──────── DATASET ────────

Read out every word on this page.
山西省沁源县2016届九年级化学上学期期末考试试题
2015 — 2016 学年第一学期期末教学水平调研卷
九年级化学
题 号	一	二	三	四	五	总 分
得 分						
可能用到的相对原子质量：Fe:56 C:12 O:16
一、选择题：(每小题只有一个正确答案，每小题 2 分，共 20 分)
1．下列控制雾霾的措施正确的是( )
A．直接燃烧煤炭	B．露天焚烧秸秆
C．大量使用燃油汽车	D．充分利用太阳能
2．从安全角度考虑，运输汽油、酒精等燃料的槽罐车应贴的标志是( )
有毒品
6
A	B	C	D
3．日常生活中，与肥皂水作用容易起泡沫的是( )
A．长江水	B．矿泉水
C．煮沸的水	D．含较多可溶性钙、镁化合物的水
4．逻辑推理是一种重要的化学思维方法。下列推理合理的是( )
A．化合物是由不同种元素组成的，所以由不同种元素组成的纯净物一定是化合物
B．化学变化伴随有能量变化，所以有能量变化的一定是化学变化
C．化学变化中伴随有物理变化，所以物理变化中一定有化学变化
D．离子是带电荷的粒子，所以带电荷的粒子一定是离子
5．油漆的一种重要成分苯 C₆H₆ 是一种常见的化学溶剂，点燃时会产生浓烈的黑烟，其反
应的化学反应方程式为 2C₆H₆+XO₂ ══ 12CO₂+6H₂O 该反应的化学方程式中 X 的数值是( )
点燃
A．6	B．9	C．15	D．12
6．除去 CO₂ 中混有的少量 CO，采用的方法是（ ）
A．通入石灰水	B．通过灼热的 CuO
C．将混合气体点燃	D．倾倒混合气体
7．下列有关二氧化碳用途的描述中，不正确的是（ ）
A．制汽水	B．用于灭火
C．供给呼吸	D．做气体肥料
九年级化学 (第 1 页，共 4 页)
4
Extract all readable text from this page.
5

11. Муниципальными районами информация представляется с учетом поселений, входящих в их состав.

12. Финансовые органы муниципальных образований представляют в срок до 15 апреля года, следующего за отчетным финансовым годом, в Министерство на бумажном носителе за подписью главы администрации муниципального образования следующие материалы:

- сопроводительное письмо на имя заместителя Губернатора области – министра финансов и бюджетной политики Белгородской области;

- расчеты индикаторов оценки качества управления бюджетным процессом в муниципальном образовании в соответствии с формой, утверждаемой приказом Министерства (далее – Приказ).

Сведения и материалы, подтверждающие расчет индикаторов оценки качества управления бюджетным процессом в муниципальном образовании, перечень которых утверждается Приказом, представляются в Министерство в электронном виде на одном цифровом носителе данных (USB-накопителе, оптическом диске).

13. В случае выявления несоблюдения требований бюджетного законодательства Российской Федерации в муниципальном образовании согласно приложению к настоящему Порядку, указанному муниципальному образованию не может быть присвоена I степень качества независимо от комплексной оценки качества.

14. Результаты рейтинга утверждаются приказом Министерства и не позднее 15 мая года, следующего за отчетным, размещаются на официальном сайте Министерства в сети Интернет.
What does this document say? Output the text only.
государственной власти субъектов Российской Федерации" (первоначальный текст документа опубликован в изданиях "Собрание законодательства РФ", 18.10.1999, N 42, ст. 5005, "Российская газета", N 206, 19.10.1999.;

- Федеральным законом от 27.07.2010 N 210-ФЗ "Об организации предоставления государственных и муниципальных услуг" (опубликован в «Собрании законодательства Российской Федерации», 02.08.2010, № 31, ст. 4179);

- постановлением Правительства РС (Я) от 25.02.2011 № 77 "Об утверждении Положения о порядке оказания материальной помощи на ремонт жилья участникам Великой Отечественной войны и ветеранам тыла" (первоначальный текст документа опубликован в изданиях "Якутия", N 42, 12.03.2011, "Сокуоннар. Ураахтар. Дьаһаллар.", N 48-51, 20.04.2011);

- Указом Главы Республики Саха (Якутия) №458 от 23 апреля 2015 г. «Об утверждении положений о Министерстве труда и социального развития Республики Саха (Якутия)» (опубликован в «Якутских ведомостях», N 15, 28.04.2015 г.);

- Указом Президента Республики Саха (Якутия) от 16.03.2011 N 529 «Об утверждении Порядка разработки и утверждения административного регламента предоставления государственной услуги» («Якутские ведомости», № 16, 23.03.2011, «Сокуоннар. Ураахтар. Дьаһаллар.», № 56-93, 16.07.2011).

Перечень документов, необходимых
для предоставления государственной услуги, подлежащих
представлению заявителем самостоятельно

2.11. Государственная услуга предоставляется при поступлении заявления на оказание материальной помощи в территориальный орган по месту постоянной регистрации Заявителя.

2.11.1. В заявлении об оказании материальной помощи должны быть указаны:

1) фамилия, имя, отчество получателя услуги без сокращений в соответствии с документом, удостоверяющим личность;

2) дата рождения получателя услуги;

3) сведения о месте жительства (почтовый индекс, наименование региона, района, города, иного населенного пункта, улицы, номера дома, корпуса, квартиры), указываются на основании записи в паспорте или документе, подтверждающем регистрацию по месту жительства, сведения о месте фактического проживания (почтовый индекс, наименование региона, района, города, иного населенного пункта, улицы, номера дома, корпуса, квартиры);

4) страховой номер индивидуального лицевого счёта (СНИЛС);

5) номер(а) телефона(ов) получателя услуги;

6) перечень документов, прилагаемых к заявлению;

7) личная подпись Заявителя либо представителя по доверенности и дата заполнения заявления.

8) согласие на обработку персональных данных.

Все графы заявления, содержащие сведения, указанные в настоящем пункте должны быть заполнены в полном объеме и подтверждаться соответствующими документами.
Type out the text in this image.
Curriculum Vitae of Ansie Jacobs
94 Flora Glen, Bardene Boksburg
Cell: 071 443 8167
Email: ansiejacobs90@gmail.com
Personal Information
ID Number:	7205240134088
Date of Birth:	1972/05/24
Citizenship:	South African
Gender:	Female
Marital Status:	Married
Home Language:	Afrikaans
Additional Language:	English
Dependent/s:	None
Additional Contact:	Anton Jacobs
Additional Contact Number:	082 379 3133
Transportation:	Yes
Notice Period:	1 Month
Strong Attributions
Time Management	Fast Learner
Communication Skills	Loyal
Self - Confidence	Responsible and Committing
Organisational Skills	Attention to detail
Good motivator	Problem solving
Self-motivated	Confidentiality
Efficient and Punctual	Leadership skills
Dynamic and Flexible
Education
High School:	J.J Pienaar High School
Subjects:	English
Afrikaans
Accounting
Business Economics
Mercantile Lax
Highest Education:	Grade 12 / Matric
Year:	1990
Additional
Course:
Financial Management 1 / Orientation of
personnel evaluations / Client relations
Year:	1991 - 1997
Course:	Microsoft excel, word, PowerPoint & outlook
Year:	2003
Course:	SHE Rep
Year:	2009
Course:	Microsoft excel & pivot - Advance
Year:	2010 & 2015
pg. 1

────────

- **TASK**
Identify every line holding the word "Afrikaans" and copy it out.

- **ANSWER**
Home Language:	Afrikaans
Afrikaans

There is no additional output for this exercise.